= Work to do =
Below are the records; reproduce all of them exactly but without any images.

▼

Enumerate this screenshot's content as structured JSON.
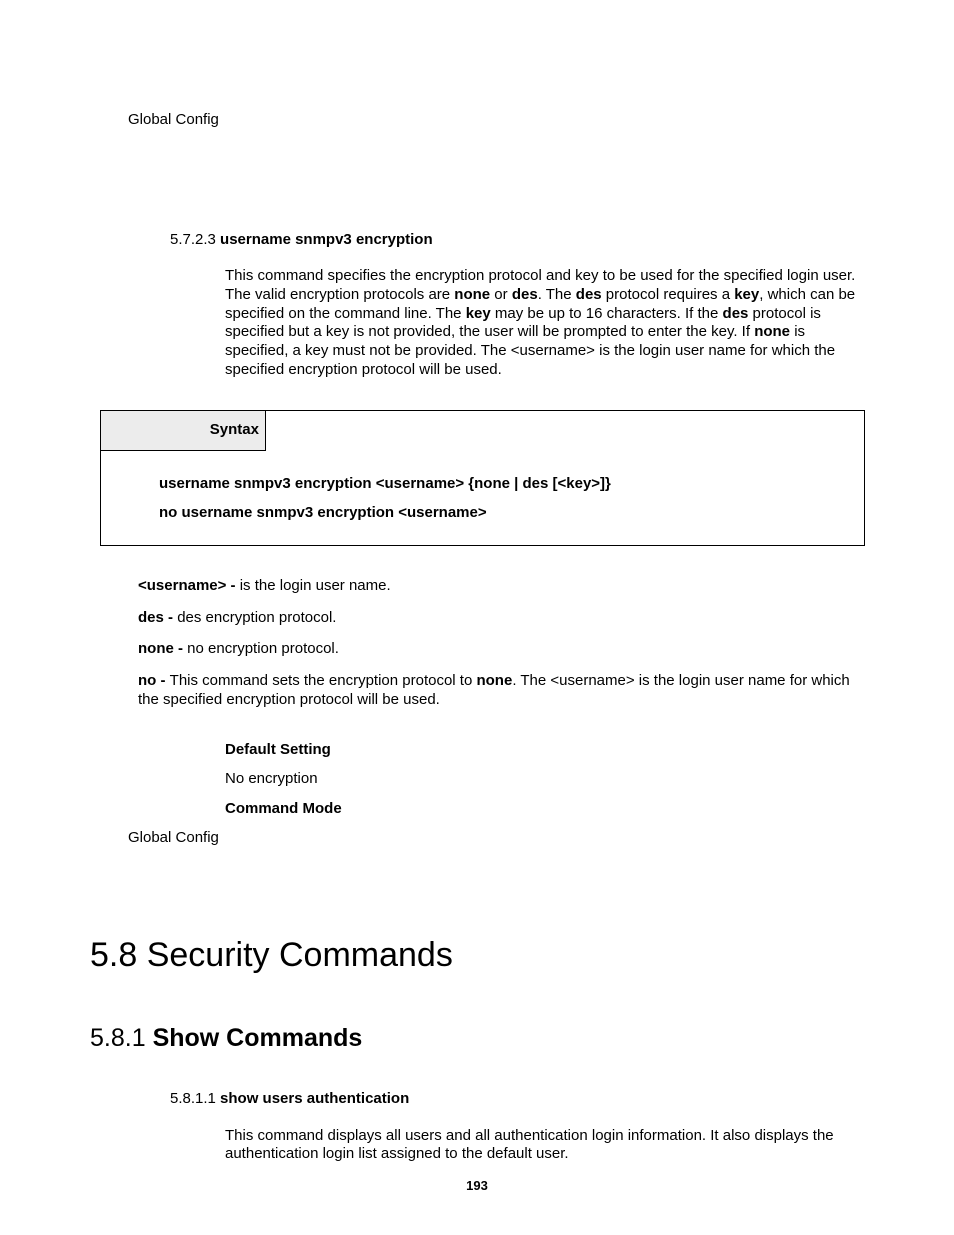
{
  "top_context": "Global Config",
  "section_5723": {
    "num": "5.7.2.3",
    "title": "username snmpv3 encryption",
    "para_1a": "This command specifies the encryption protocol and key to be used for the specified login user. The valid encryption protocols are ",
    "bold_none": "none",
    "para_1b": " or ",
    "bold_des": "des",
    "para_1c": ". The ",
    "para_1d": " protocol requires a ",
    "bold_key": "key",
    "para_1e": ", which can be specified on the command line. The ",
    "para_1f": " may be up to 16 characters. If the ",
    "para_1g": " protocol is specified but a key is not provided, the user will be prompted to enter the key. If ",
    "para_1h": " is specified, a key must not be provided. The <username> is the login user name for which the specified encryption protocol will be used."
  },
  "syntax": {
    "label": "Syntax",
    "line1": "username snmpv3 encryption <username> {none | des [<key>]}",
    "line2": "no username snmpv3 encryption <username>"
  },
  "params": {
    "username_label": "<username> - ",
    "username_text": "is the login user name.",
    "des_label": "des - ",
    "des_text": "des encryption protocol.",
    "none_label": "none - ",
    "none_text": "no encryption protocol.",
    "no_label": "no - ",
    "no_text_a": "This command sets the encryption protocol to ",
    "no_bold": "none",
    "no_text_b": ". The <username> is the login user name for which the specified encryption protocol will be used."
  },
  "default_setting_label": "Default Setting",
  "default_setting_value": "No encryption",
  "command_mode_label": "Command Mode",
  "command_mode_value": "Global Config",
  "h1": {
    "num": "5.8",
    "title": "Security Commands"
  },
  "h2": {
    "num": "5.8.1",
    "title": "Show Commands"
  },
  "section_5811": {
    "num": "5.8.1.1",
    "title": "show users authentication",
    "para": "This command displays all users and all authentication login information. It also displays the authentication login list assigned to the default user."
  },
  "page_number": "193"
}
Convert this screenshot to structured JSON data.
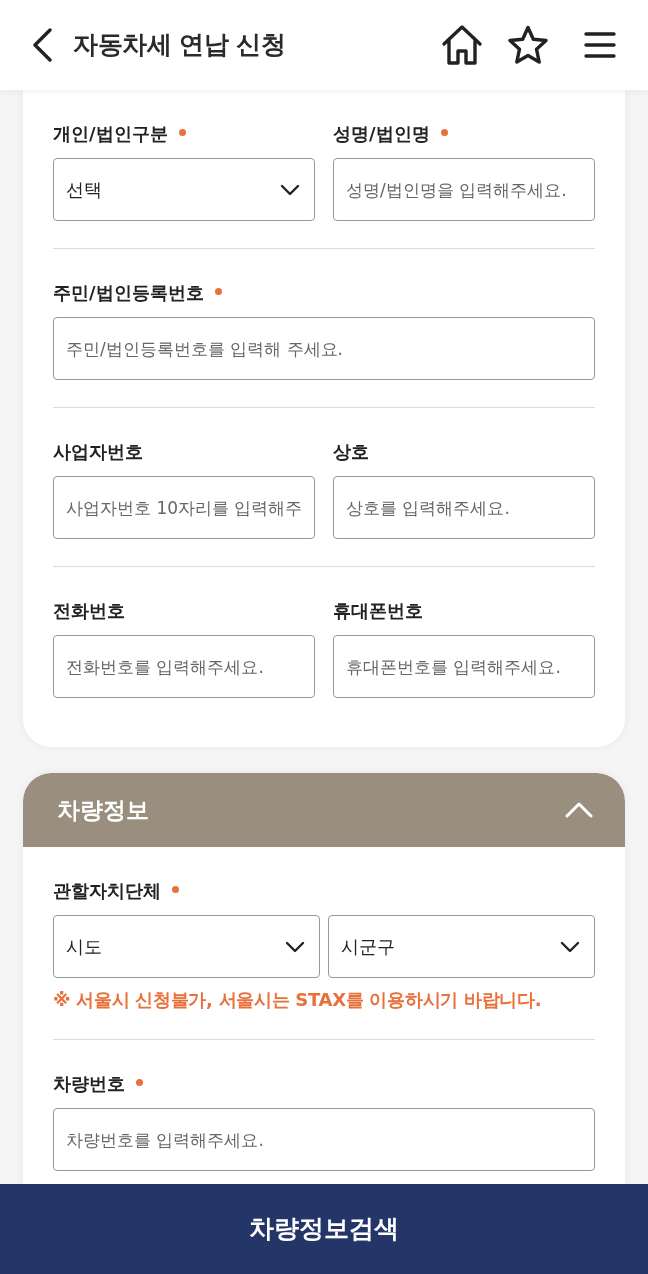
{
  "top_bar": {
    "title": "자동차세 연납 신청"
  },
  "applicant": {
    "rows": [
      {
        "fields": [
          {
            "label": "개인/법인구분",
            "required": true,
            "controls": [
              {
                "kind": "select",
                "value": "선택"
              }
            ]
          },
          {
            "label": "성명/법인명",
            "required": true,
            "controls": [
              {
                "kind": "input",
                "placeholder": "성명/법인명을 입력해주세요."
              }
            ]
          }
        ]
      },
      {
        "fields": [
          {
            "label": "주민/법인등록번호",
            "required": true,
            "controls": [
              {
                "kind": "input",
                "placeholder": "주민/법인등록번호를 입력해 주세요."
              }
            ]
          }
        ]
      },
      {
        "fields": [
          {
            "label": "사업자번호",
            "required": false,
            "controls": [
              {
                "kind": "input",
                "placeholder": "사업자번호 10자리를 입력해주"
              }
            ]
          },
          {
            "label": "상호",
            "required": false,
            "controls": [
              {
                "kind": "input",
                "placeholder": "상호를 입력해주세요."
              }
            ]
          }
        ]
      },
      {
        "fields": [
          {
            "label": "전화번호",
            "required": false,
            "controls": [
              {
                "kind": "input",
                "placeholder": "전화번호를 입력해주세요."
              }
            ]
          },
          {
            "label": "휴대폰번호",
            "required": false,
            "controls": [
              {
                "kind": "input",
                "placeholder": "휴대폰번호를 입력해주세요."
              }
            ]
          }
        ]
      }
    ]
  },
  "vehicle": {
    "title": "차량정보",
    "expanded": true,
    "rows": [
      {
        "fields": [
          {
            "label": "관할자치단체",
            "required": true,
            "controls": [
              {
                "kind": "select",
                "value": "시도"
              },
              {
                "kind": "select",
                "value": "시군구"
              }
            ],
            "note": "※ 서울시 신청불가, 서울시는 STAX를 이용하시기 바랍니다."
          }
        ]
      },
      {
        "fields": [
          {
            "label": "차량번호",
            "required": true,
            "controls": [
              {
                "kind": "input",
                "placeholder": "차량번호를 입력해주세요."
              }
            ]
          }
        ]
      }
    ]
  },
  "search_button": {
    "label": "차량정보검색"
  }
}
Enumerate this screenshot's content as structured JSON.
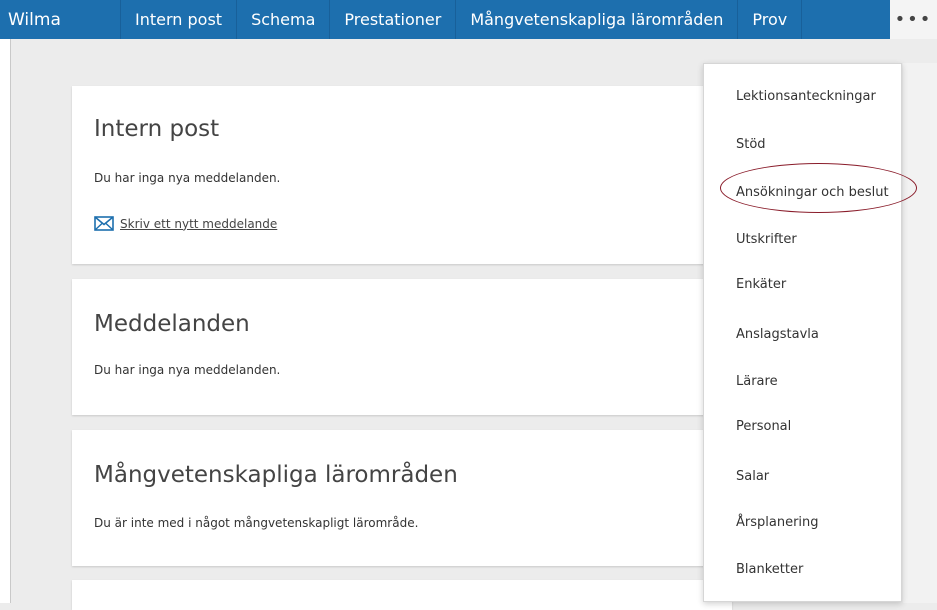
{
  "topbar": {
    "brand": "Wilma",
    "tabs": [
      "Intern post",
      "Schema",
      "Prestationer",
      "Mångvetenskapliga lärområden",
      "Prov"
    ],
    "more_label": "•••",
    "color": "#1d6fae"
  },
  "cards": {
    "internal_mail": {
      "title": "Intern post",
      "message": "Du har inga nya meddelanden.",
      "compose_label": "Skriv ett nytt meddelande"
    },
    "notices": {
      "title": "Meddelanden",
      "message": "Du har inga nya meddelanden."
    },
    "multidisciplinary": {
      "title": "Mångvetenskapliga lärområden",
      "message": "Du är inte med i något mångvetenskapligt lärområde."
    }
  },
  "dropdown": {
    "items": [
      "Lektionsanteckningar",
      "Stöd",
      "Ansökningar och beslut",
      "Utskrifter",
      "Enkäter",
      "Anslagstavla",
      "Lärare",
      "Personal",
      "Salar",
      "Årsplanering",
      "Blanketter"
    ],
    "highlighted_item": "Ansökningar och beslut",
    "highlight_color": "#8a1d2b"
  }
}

▲

= Complete answer =
Enumerate this screenshot's content as structured JSON.
{
  "top_context": "Global Config",
  "section_5723": {
    "num": "5.7.2.3",
    "title": "username snmpv3 encryption",
    "para_1a": "This command specifies the encryption protocol and key to be used for the specified login user. The valid encryption protocols are ",
    "bold_none": "none",
    "para_1b": " or ",
    "bold_des": "des",
    "para_1c": ". The ",
    "para_1d": " protocol requires a ",
    "bold_key": "key",
    "para_1e": ", which can be specified on the command line. The ",
    "para_1f": " may be up to 16 characters. If the ",
    "para_1g": " protocol is specified but a key is not provided, the user will be prompted to enter the key. If ",
    "para_1h": " is specified, a key must not be provided. The <username> is the login user name for which the specified encryption protocol will be used."
  },
  "syntax": {
    "label": "Syntax",
    "line1": "username snmpv3 encryption <username> {none | des [<key>]}",
    "line2": "no username snmpv3 encryption <username>"
  },
  "params": {
    "username_label": "<username> - ",
    "username_text": "is the login user name.",
    "des_label": "des - ",
    "des_text": "des encryption protocol.",
    "none_label": "none - ",
    "none_text": "no encryption protocol.",
    "no_label": "no - ",
    "no_text_a": "This command sets the encryption protocol to ",
    "no_bold": "none",
    "no_text_b": ". The <username> is the login user name for which the specified encryption protocol will be used."
  },
  "default_setting_label": "Default Setting",
  "default_setting_value": "No encryption",
  "command_mode_label": "Command Mode",
  "command_mode_value": "Global Config",
  "h1": {
    "num": "5.8",
    "title": "Security Commands"
  },
  "h2": {
    "num": "5.8.1",
    "title": "Show Commands"
  },
  "section_5811": {
    "num": "5.8.1.1",
    "title": "show users authentication",
    "para": "This command displays all users and all authentication login information. It also displays the authentication login list assigned to the default user."
  },
  "page_number": "193"
}
Convert this screenshot to structured JSON data.
{
  "top_bar": {
    "title": "자동차세 연납 신청"
  },
  "applicant": {
    "rows": [
      {
        "fields": [
          {
            "label": "개인/법인구분",
            "required": true,
            "controls": [
              {
                "kind": "select",
                "value": "선택"
              }
            ]
          },
          {
            "label": "성명/법인명",
            "required": true,
            "controls": [
              {
                "kind": "input",
                "placeholder": "성명/법인명을 입력해주세요."
              }
            ]
          }
        ]
      },
      {
        "fields": [
          {
            "label": "주민/법인등록번호",
            "required": true,
            "controls": [
              {
                "kind": "input",
                "placeholder": "주민/법인등록번호를 입력해 주세요."
              }
            ]
          }
        ]
      },
      {
        "fields": [
          {
            "label": "사업자번호",
            "required": false,
            "controls": [
              {
                "kind": "input",
                "placeholder": "사업자번호 10자리를 입력해주"
              }
            ]
          },
          {
            "label": "상호",
            "required": false,
            "controls": [
              {
                "kind": "input",
                "placeholder": "상호를 입력해주세요."
              }
            ]
          }
        ]
      },
      {
        "fields": [
          {
            "label": "전화번호",
            "required": false,
            "controls": [
              {
                "kind": "input",
                "placeholder": "전화번호를 입력해주세요."
              }
            ]
          },
          {
            "label": "휴대폰번호",
            "required": false,
            "controls": [
              {
                "kind": "input",
                "placeholder": "휴대폰번호를 입력해주세요."
              }
            ]
          }
        ]
      }
    ]
  },
  "vehicle": {
    "title": "차량정보",
    "expanded": true,
    "rows": [
      {
        "fields": [
          {
            "label": "관할자치단체",
            "required": true,
            "controls": [
              {
                "kind": "select",
                "value": "시도"
              },
              {
                "kind": "select",
                "value": "시군구"
              }
            ],
            "note": "※ 서울시 신청불가, 서울시는 STAX를 이용하시기 바랍니다."
          }
        ]
      },
      {
        "fields": [
          {
            "label": "차량번호",
            "required": true,
            "controls": [
              {
                "kind": "input",
                "placeholder": "차량번호를 입력해주세요."
              }
            ]
          }
        ]
      }
    ]
  },
  "search_button": {
    "label": "차량정보검색"
  }
}
Enumerate this screenshot's content as structured JSON.
{
  "topbar": {
    "brand": "Wilma",
    "tabs": [
      "Intern post",
      "Schema",
      "Prestationer",
      "Mångvetenskapliga lärområden",
      "Prov"
    ],
    "more_label": "•••",
    "color": "#1d6fae"
  },
  "cards": {
    "internal_mail": {
      "title": "Intern post",
      "message": "Du har inga nya meddelanden.",
      "compose_label": "Skriv ett nytt meddelande"
    },
    "notices": {
      "title": "Meddelanden",
      "message": "Du har inga nya meddelanden."
    },
    "multidisciplinary": {
      "title": "Mångvetenskapliga lärområden",
      "message": "Du är inte med i något mångvetenskapligt lärområde."
    }
  },
  "dropdown": {
    "items": [
      "Lektionsanteckningar",
      "Stöd",
      "Ansökningar och beslut",
      "Utskrifter",
      "Enkäter",
      "Anslagstavla",
      "Lärare",
      "Personal",
      "Salar",
      "Årsplanering",
      "Blanketter"
    ],
    "highlighted_item": "Ansökningar och beslut",
    "highlight_color": "#8a1d2b"
  }
}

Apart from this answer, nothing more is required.